WHAT YOU HAVE TO DO => Return each line containing "организаций".

DATA FOR THE TASK =>

· · · · · · ·

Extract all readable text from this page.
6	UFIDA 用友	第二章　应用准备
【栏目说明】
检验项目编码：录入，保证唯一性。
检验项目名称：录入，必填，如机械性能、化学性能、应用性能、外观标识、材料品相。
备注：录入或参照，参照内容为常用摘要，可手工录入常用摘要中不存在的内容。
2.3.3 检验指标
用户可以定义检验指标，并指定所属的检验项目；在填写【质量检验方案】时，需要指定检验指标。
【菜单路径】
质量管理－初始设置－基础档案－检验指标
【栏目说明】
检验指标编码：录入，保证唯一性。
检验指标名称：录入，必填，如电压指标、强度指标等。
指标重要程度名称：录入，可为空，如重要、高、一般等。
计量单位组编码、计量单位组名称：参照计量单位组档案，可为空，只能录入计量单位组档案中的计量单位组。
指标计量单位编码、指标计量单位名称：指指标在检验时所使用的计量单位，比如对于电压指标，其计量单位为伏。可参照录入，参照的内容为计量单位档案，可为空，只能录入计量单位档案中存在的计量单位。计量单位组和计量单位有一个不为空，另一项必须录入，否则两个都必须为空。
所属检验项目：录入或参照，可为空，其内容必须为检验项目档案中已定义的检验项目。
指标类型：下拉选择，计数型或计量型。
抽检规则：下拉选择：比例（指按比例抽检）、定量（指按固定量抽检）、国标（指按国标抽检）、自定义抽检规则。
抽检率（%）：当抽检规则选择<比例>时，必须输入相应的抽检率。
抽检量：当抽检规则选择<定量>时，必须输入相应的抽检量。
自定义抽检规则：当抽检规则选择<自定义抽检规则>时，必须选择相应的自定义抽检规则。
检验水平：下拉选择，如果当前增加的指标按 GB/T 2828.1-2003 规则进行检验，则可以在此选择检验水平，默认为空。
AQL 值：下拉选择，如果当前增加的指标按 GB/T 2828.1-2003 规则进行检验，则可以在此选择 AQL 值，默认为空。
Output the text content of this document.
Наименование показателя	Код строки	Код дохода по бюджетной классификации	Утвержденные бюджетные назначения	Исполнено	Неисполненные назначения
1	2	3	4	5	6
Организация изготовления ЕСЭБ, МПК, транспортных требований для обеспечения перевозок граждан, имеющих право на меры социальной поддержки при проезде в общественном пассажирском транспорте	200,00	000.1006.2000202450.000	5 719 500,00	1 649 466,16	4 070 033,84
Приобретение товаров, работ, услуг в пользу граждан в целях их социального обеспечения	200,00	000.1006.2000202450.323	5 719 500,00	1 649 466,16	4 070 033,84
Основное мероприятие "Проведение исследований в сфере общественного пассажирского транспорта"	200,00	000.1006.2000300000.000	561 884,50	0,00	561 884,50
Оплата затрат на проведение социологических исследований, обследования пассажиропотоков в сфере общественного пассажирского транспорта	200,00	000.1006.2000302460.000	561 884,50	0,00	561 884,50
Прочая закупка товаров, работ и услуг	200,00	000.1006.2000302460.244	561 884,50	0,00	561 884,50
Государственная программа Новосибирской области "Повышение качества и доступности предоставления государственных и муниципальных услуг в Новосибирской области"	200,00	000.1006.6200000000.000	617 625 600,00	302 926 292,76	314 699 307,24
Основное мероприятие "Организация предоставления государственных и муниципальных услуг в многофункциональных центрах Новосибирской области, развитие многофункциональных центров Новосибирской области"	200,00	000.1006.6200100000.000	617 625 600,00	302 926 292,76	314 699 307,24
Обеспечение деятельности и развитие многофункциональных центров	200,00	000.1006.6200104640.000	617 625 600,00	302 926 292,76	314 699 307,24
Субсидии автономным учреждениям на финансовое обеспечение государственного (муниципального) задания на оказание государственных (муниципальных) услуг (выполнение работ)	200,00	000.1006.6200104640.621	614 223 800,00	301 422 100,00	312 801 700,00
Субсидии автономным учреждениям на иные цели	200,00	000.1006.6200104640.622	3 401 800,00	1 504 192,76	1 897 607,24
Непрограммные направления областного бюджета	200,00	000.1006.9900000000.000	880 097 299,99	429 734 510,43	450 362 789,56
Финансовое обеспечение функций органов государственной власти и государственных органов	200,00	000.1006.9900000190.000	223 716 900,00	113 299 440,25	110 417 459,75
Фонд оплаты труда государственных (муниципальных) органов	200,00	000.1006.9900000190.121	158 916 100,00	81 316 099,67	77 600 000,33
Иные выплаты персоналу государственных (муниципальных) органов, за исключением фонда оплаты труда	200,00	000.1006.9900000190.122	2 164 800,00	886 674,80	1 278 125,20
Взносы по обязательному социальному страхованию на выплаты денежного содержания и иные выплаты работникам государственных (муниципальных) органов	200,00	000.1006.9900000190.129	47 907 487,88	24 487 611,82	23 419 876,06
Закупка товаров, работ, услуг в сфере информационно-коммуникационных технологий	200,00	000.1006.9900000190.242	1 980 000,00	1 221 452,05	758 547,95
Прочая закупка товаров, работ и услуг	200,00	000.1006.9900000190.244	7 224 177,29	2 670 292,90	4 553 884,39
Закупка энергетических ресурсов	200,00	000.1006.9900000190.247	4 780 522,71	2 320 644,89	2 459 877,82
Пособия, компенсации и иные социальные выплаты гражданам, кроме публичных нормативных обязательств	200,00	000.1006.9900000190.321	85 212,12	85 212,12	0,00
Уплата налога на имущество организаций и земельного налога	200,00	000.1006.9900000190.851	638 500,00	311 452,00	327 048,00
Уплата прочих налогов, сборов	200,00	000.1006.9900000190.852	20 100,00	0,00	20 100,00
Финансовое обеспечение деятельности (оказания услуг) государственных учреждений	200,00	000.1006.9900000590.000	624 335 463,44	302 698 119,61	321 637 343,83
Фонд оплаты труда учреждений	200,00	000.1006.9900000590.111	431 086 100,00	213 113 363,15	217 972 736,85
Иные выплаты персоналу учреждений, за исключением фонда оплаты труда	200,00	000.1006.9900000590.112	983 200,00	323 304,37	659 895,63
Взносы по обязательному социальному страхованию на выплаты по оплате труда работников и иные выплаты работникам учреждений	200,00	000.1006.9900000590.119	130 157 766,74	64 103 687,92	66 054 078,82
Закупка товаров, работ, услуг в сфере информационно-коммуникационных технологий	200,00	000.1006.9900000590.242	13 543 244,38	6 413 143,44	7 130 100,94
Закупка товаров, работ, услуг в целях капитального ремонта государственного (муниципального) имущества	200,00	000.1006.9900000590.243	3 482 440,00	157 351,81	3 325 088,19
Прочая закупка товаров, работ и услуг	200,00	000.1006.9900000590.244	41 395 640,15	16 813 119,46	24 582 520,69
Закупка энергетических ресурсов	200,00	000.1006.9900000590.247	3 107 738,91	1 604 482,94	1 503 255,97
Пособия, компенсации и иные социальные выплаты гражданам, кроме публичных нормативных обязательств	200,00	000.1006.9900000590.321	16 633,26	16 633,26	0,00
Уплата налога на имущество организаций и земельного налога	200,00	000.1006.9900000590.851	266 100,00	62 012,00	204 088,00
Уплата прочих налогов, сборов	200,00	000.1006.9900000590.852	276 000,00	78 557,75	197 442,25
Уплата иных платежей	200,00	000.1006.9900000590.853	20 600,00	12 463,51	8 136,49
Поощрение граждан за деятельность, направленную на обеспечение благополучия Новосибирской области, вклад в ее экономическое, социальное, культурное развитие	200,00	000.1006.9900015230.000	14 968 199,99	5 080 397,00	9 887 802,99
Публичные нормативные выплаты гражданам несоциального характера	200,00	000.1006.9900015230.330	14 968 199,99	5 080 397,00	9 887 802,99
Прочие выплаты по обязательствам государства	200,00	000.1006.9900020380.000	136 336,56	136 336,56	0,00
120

· · · · · · ·

SOLUTION =>
Уплата налога на имущество организаций и земельного налога	200,00	000.1006.9900000190.851	638 500,00	311 452,00	327 048,00
Уплата налога на имущество организаций и земельного налога	200,00	000.1006.9900000590.851	266 100,00	62 012,00	204 088,00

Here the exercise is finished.